__GIVEN PROBLEM__
Locate every line in the records below that contains the word "this", and copy each one.

Chart and figure data:
⁂

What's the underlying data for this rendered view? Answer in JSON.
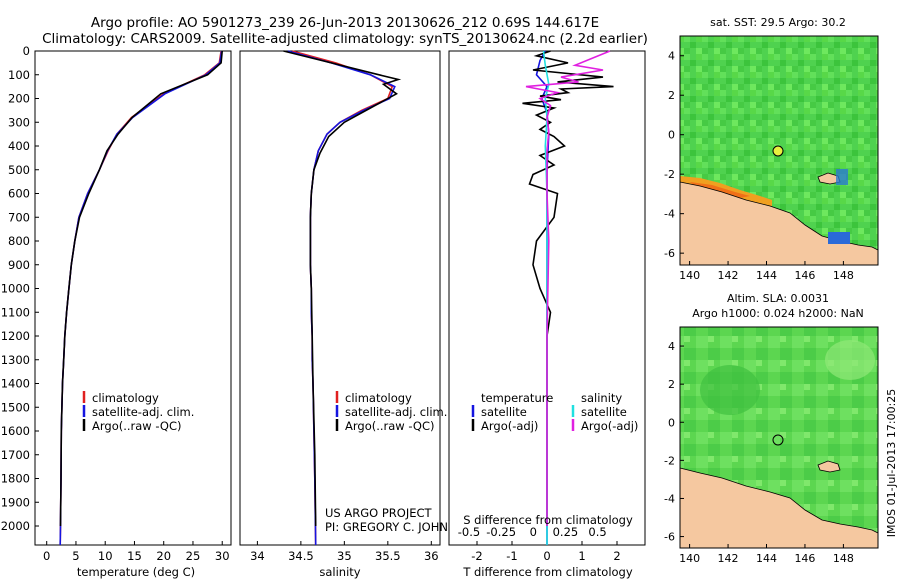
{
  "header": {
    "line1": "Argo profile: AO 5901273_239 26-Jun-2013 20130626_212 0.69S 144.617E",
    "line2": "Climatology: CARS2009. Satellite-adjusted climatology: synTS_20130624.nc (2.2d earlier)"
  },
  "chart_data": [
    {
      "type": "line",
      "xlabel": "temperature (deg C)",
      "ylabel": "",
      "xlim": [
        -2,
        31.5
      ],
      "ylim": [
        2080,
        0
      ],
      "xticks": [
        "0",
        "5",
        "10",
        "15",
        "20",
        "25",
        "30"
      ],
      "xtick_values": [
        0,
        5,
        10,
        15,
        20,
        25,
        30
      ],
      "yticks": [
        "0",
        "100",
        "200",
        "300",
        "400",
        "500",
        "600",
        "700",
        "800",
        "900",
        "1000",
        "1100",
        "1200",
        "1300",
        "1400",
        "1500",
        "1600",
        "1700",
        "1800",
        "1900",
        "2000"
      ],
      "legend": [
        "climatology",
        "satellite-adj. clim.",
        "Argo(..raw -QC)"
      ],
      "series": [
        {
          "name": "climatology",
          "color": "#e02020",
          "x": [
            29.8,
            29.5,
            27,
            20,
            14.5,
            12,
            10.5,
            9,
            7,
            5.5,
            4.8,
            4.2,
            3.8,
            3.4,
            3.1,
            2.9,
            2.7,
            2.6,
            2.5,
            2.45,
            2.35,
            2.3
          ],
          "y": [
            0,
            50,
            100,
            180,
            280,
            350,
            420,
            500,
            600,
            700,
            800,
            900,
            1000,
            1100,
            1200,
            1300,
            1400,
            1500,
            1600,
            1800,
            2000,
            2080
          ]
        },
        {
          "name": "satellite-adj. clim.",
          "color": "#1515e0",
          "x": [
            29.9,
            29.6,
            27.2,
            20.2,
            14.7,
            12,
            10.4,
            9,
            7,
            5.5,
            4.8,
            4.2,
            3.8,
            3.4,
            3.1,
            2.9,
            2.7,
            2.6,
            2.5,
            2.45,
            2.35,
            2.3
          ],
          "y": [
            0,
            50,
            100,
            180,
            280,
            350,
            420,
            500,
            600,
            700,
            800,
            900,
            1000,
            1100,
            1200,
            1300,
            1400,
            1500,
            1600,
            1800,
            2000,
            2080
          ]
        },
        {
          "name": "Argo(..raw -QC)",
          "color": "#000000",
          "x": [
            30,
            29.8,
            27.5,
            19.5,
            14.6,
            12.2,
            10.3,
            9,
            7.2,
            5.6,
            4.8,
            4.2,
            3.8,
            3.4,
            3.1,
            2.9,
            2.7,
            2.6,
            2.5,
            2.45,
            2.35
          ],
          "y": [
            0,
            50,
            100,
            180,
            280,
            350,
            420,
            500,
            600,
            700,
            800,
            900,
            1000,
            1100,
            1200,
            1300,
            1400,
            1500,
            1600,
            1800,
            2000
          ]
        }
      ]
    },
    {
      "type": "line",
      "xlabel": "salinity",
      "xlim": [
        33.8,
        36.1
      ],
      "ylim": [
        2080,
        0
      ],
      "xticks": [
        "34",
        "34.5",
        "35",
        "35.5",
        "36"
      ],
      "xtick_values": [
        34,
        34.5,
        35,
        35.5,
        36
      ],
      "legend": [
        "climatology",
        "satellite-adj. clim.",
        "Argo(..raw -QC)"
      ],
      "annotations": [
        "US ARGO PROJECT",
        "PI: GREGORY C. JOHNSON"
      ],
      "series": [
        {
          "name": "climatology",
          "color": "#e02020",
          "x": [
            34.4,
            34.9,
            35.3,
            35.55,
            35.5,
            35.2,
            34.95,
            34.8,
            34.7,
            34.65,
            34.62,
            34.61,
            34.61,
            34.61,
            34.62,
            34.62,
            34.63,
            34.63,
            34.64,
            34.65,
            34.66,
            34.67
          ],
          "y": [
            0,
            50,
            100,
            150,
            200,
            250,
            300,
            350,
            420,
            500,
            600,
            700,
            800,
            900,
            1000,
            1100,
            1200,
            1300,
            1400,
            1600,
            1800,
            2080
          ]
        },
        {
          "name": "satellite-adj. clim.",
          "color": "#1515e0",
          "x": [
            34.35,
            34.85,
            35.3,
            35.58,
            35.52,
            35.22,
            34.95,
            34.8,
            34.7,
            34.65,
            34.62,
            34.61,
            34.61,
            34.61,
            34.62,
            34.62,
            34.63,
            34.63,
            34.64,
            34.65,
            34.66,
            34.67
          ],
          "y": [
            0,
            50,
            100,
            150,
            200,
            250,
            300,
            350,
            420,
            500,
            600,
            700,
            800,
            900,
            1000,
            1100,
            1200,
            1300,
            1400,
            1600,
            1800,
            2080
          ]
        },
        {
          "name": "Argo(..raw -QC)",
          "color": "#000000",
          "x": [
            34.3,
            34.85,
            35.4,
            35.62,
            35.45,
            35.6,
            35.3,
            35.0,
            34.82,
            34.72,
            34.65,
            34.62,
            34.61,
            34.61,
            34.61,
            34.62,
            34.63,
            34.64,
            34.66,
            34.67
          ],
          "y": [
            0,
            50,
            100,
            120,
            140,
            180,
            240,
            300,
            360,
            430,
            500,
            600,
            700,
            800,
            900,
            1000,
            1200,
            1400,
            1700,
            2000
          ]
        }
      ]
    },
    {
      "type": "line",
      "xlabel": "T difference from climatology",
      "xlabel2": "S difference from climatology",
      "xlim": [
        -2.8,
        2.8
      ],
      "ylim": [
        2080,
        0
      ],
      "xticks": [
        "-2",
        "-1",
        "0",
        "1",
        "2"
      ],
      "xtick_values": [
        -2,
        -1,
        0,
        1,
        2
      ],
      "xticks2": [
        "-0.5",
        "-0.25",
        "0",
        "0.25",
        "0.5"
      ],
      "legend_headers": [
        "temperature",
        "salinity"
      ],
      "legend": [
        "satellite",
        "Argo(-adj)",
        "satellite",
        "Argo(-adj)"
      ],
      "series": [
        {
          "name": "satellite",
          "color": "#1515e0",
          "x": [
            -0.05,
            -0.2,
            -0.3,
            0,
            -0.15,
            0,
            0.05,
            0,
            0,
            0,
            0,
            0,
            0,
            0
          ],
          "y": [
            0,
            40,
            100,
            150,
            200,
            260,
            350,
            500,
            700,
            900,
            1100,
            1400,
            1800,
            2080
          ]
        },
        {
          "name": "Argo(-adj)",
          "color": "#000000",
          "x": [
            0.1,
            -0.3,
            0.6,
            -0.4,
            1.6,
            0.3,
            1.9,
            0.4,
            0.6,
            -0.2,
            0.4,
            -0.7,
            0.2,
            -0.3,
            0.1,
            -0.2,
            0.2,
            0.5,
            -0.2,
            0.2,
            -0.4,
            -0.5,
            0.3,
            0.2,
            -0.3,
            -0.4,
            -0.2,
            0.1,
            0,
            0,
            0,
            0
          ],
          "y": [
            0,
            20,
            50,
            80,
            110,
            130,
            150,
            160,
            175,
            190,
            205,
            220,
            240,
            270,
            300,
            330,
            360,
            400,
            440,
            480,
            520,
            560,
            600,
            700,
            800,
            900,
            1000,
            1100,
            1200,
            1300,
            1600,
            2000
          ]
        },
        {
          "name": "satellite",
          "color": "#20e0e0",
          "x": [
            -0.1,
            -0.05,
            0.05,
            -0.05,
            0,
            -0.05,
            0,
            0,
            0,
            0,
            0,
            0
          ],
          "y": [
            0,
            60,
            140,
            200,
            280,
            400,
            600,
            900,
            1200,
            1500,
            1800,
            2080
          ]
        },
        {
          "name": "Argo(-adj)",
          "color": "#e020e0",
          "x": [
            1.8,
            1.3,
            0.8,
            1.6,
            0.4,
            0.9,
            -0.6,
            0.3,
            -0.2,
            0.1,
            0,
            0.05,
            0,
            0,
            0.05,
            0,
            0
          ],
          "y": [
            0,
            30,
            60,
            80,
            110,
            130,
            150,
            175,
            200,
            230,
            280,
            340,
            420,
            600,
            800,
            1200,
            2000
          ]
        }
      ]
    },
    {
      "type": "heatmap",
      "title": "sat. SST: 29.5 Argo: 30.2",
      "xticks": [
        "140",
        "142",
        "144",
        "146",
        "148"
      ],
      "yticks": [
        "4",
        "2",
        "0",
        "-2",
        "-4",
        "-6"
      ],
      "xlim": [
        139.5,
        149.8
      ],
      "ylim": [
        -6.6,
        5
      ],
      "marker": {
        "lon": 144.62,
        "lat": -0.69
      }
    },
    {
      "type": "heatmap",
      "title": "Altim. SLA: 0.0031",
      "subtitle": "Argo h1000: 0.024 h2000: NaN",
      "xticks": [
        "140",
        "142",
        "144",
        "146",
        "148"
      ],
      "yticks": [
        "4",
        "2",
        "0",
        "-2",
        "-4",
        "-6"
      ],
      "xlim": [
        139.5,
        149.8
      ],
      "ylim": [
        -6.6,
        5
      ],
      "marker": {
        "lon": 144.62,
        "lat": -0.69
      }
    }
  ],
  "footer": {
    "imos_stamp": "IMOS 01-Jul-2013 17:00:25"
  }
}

⁂

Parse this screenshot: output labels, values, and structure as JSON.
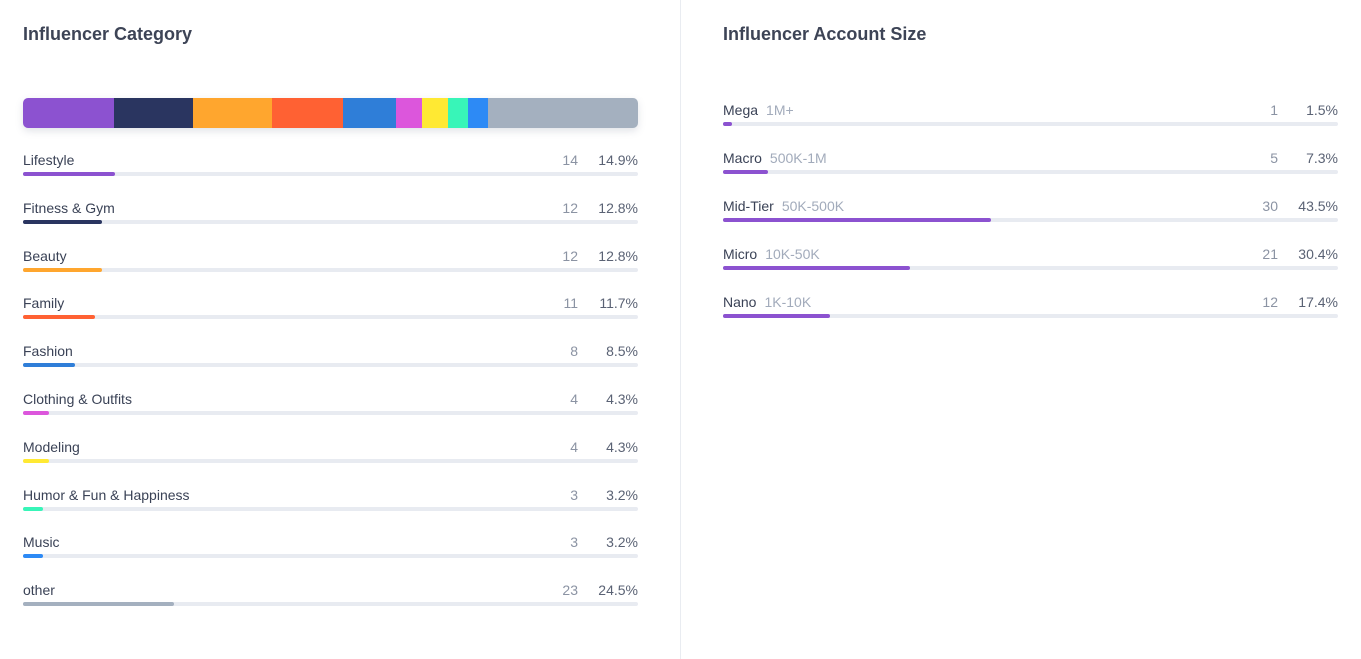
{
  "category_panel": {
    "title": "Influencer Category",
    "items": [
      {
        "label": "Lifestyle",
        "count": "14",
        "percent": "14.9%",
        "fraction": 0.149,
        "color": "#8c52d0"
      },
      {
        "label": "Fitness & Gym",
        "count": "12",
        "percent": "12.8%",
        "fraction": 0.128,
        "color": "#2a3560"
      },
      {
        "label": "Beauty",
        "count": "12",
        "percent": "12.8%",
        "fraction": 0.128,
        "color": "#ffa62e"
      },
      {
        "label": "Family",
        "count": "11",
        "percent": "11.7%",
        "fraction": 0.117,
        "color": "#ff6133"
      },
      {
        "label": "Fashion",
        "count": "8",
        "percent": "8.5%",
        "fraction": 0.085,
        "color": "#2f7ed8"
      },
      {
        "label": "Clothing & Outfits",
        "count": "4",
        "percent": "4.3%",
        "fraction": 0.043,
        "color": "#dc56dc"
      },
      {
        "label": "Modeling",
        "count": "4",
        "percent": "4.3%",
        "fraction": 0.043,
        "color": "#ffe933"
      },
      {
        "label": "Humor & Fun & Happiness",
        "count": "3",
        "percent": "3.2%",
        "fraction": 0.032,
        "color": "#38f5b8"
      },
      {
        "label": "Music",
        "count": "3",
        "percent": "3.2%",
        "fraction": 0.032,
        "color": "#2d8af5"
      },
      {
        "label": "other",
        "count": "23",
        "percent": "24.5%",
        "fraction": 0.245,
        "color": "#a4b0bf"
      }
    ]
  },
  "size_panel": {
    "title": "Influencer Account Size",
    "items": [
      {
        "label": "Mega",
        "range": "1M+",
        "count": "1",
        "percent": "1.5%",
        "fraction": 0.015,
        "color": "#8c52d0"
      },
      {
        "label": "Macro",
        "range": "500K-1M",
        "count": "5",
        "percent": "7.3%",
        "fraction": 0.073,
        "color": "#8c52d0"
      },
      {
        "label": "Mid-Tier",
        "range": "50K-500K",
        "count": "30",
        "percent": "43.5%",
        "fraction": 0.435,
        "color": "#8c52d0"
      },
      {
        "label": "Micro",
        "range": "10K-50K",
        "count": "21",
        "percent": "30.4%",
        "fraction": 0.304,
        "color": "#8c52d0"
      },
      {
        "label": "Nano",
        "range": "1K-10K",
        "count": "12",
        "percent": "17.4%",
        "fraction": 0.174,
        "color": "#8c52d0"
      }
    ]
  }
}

⁂

__SOLUTION__
What's the underlying data for this rendered view? Answer in JSON.
Parse this screenshot: output labels, values, and structure as JSON.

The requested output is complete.